Copy the records word for word, from the first line through the line that contains "button[interactable] xyxy=(60,846,116,900)", including both of those lines.

◇ ◇ ◇ ◇ ◇ ◇ ◇

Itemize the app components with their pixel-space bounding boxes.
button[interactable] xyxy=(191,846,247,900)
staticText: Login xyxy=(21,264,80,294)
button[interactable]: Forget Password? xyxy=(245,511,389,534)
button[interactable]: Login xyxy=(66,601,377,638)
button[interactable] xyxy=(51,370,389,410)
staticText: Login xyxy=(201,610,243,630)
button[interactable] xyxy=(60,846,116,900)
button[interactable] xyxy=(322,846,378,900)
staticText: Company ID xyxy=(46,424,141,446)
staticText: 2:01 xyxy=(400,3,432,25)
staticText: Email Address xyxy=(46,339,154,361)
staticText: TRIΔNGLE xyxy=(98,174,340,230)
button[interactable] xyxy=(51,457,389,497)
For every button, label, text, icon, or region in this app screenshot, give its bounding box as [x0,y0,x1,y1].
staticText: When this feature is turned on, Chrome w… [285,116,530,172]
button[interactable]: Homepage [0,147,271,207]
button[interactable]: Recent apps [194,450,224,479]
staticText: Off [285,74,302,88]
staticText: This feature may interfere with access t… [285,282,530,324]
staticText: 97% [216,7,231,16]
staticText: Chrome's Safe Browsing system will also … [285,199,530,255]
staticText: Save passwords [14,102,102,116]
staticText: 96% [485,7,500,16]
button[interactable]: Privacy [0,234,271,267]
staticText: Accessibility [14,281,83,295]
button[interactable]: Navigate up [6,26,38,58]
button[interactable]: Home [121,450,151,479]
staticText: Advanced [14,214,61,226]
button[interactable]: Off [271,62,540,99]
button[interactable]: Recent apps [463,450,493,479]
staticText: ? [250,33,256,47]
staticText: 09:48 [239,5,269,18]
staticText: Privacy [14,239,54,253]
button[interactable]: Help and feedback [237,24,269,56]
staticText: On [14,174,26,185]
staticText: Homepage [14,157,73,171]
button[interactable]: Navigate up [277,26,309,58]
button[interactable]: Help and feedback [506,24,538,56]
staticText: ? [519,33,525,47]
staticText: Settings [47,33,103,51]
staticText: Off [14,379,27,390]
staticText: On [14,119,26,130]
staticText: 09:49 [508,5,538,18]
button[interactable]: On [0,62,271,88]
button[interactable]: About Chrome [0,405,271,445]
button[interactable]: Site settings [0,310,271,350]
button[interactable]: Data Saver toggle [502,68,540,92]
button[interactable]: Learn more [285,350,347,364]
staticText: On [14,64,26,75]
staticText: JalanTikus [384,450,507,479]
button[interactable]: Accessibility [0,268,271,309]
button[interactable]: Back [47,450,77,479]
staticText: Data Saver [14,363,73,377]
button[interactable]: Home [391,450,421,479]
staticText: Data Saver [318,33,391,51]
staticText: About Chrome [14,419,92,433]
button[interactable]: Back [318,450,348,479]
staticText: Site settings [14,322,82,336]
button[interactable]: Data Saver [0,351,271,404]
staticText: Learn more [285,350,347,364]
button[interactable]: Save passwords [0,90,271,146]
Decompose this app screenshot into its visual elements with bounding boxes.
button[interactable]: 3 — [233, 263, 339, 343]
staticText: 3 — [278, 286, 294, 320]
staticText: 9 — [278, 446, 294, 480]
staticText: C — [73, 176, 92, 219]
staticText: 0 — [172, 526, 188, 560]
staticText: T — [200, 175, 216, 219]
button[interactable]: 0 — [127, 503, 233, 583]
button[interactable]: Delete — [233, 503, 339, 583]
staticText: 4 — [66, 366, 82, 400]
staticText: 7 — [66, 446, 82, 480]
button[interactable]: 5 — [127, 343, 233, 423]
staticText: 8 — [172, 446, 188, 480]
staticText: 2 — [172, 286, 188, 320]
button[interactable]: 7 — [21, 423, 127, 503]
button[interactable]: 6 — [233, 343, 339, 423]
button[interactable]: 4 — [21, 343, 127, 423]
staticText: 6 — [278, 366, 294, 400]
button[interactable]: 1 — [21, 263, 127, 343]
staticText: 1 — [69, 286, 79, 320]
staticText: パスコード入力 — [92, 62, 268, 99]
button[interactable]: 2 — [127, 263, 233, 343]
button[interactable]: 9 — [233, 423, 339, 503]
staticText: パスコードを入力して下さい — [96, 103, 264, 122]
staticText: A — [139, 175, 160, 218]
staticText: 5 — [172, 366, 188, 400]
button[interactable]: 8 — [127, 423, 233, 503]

◇ ◇ ◇ ◇ ◇ ◇ ◇

Exercise response →
Itemize the app components with their pixel-space bounding boxes.
button[interactable] xyxy=(191,846,247,900)
staticText: Login xyxy=(21,264,80,294)
button[interactable]: Forget Password? xyxy=(245,511,389,534)
button[interactable]: Login xyxy=(66,601,377,638)
button[interactable] xyxy=(51,370,389,410)
staticText: Login xyxy=(201,610,243,630)
button[interactable] xyxy=(60,846,116,900)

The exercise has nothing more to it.